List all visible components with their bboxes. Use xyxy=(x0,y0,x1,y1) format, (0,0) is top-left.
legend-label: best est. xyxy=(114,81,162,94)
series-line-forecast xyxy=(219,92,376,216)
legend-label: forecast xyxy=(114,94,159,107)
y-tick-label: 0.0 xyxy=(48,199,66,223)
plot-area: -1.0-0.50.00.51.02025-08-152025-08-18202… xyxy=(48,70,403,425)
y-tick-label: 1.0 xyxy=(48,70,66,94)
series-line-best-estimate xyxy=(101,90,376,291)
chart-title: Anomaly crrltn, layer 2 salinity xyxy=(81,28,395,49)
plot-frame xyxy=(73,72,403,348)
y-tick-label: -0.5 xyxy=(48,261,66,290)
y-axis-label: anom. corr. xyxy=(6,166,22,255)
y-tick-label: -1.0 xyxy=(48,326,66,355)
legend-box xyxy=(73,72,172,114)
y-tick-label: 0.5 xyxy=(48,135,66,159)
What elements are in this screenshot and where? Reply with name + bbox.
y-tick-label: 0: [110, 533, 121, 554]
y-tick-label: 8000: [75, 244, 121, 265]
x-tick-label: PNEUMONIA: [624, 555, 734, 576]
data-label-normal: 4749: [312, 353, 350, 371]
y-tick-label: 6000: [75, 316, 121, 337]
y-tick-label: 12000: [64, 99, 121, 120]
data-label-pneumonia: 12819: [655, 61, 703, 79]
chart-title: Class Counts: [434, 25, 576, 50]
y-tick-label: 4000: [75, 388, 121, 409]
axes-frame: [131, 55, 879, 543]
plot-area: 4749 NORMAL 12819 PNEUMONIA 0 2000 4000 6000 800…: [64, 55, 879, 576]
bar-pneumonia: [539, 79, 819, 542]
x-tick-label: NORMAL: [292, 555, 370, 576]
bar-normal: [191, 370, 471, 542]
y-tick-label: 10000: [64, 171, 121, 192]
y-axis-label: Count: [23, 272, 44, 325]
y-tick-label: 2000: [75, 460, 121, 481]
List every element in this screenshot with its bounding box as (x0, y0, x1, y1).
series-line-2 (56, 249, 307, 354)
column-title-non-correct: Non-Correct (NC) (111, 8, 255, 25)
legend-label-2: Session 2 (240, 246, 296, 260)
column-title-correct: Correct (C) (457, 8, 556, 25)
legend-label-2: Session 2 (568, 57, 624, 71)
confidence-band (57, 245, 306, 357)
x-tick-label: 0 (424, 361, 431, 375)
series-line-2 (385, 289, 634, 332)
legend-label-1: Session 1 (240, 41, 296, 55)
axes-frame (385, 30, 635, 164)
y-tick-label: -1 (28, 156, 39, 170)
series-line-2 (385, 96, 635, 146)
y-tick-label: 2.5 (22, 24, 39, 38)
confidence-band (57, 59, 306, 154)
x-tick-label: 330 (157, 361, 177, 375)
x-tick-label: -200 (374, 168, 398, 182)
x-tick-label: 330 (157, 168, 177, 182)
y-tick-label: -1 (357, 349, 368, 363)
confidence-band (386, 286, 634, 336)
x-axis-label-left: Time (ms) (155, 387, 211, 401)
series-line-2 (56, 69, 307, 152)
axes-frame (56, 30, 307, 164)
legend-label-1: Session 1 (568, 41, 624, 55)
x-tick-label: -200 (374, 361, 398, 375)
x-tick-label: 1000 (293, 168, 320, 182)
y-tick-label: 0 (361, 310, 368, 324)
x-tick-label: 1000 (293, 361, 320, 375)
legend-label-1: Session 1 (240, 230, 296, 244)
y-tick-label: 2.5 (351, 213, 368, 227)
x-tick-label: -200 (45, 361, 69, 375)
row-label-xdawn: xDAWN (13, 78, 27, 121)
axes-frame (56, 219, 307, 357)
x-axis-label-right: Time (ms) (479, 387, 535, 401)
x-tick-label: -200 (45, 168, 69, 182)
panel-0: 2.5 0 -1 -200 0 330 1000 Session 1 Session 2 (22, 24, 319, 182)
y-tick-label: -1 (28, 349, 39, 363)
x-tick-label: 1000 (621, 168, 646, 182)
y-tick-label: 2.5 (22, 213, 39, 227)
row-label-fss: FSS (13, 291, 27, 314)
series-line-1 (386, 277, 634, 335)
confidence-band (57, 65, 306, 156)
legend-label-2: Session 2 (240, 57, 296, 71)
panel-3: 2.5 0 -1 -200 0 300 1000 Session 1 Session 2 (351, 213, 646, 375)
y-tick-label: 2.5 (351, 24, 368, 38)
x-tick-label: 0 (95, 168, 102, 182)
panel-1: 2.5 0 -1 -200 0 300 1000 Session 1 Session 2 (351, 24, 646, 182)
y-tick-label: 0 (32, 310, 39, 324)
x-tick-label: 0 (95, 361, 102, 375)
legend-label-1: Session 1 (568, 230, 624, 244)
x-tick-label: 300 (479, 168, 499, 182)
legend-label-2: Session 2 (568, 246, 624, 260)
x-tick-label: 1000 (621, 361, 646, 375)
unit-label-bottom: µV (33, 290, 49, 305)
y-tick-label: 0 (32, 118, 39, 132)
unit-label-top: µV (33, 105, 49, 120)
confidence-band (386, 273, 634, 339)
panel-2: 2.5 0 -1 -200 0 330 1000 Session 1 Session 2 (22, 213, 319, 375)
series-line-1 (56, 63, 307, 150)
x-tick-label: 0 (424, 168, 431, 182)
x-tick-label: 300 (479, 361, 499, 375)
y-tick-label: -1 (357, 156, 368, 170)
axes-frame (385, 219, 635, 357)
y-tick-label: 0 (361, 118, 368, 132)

***

Task description
Convert the lines above into a JSON list of strings, one string per line, omitting blank lines.

Response to this exercise
[
  "List all visible components with their bboxes. Use xyxy=(x0,y0,x1,y1) format, (0,0) is top-left.",
  "legend-label: best est. xyxy=(114,81,162,94)",
  "series-line-forecast xyxy=(219,92,376,216)",
  "legend-label: forecast xyxy=(114,94,159,107)",
  "y-tick-label: 0.0 xyxy=(48,199,66,223)",
  "plot-area: -1.0-0.50.00.51.02025-08-152025-08-18202… xyxy=(48,70,403,425)",
  "y-tick-label: 1.0 xyxy=(48,70,66,94)",
  "series-line-best-estimate xyxy=(101,90,376,291)",
  "chart-title: Anomaly crrltn, layer 2 salinity xyxy=(81,28,395,49)",
  "plot-frame xyxy=(73,72,403,348)",
  "y-tick-label: -0.5 xyxy=(48,261,66,290)",
  "y-axis-label: anom. corr. xyxy=(6,166,22,255)",
  "y-tick-label: -1.0 xyxy=(48,326,66,355)",
  "legend-box xyxy=(73,72,172,114)",
  "y-tick-label: 0.5 xyxy=(48,135,66,159)",
  "What elements are in this screenshot and where? Reply with name + bbox.",
  "y-tick-label: 0: [110, 533, 121, 554]",
  "y-tick-label: 8000: [75, 244, 121, 265]",
  "x-tick-label: PNEUMONIA: [624, 555, 734, 576]",
  "data-label-normal: 4749: [312, 353, 350, 371]",
  "y-tick-label: 6000: [75, 316, 121, 337]",
  "y-tick-label: 12000: [64, 99, 121, 120]",
  "data-label-pneumonia: 12819: [655, 61, 703, 79]",
  "chart-title: Class Counts: [434, 25, 576, 50]",
  "y-tick-label: 4000: [75, 388, 121, 409]",
  "axes-frame: [131, 55, 879, 543]",
  "plot-area: 4749 NORMAL 12819 PNEUMONIA 0 2000 4000 6000 800…: [64, 55, 879, 576]",
  "bar-pneumonia: [539, 79, 819, 542]",
  "x-tick-label: NORMAL: [292, 555, 370, 576]",
  "bar-normal: [191, 370, 471, 542]",
  "y-tick-label: 10000: [64, 171, 121, 192]",
  "y-axis-label: Count: [23, 272, 44, 325]",
  "y-tick-label: 2000: [75, 460, 121, 481]",
  "List every element in this screenshot with its bounding box as (x0, y0, x1, y1).",
  "series-line-2 (56, 249, 307, 354)",
  "column-title-non-correct: Non-Correct (NC) (111, 8, 255, 25)",
  "legend-label-2: Session 2 (240, 246, 296, 260)",
  "column-title-correct: Correct (C) (457, 8, 556, 25)",
  "legend-label-2: Session 2 (568, 57, 624, 71)",
  "confidence-band (57, 245, 306, 357)",
  "x-tick-label: 0 (424, 361, 431, 375)",
  "series-line-2 (385, 289, 634, 332)",
  "legend-label-1: Session 1 (240, 41, 296, 55)",
  "axes-frame (385, 30, 635, 164)",
  "y-tick-label: -1 (28, 156, 39, 170)",
  "series-line-2 (385, 96, 635, 146)",
  "y-tick-label: 2.5 (22, 24, 39, 38)",
  "confidence-band (57, 59, 306, 154)",
  "x-tick-label: 330 (157, 361, 177, 375)",
  "x-tick-label: -200 (374, 168, 398, 182)",
  "x-tick-label: 330 (157, 168, 177, 182)",
  "y-tick-label: -1 (357, 349, 368, 363)",
  "confidence-band (386, 286, 634, 336)",
  "x-axis-label-left: Time (ms) (155, 387, 211, 401)",
  "series-line-2 (56, 69, 307, 152)",
  "axes-frame (56, 30, 307, 164)",
  "legend-label-1: Session 1 (568, 41, 624, 55)",
  "x-tick-label: -200 (374, 361, 398, 375)",
  "x-tick-label: 1000 (293, 168, 320, 182)",
  "y-tick-label: 0 (361, 310, 368, 324)",
  "x-tick-label: 1000 (293, 361, 320, 375)",
  "legend-label-1: Session 1 (240, 230, 296, 244)",
  "y-tick-label: 2.5 (351, 213, 368, 227)",
  "x-tick-label: -200 (45, 361, 69, 375)",
  "row-label-xdawn: xDAWN (13, 78, 27, 121)",
  "axes-frame (56, 219, 307, 357)",
  "x-axis-label-right: Time (ms) (479, 387, 535, 401)",
  "x-tick-label: -200 (45, 168, 69, 182)",
  "panel-0: 2.5 0 -1 -200 0 330 1000 Session 1 Session 2 (22, 24, 319, 182)",
  "y-tick-label: -1 (28, 349, 39, 363)",
  "x-tick-label: 1000 (621, 168, 646, 182)",
  "y-tick-label: 2.5 (22, 213, 39, 227)",
  "row-label-fss: FSS (13, 291, 27, 314)",
  "series-line-1 (386, 277, 634, 335)",
  "confidence-band (57, 65, 306, 156)",
  "legend-label-2: Session 2 (240, 57, 296, 71)",
  "panel-3: 2.5 0 -1 -200 0 300 1000 Session 1 Session 2 (351, 213, 646, 375)",
  "y-tick-label: 2.5 (351, 24, 368, 38)",
  "x-tick-label: 0 (95, 168, 102, 182)",
  "panel-1: 2.5 0 -1 -200 0 300 1000 Session 1 Session 2 (351, 24, 646, 182)",
  "y-tick-label: 0 (32, 310, 39, 324)",
  "x-tick-label: 0 (95, 361, 102, 375)",
  "legend-label-1: Session 1 (568, 230, 624, 244)",
  "x-tick-label: 300 (479, 168, 499, 182)",
  "legend-label-2: Session 2 (568, 246, 624, 260)",
  "x-tick-label: 1000 (621, 361, 646, 375)",
  "unit-label-bottom: µV (33, 290, 49, 305)",
  "y-tick-label: 0 (32, 118, 39, 132)",
  "unit-label-top: µV (33, 105, 49, 120)",
  "confidence-band (386, 273, 634, 339)",
  "panel-2: 2.5 0 -1 -200 0 330 1000 Session 1 Session 2 (22, 213, 319, 375)",
  "series-line-1 (56, 63, 307, 150)",
  "x-tick-label: 0 (424, 168, 431, 182)",
  "x-tick-label: 300 (479, 361, 499, 375)",
  "y-tick-label: -1 (357, 156, 368, 170)",
  "axes-frame (385, 219, 635, 357)",
  "y-tick-label: 0 (361, 118, 368, 132)"
]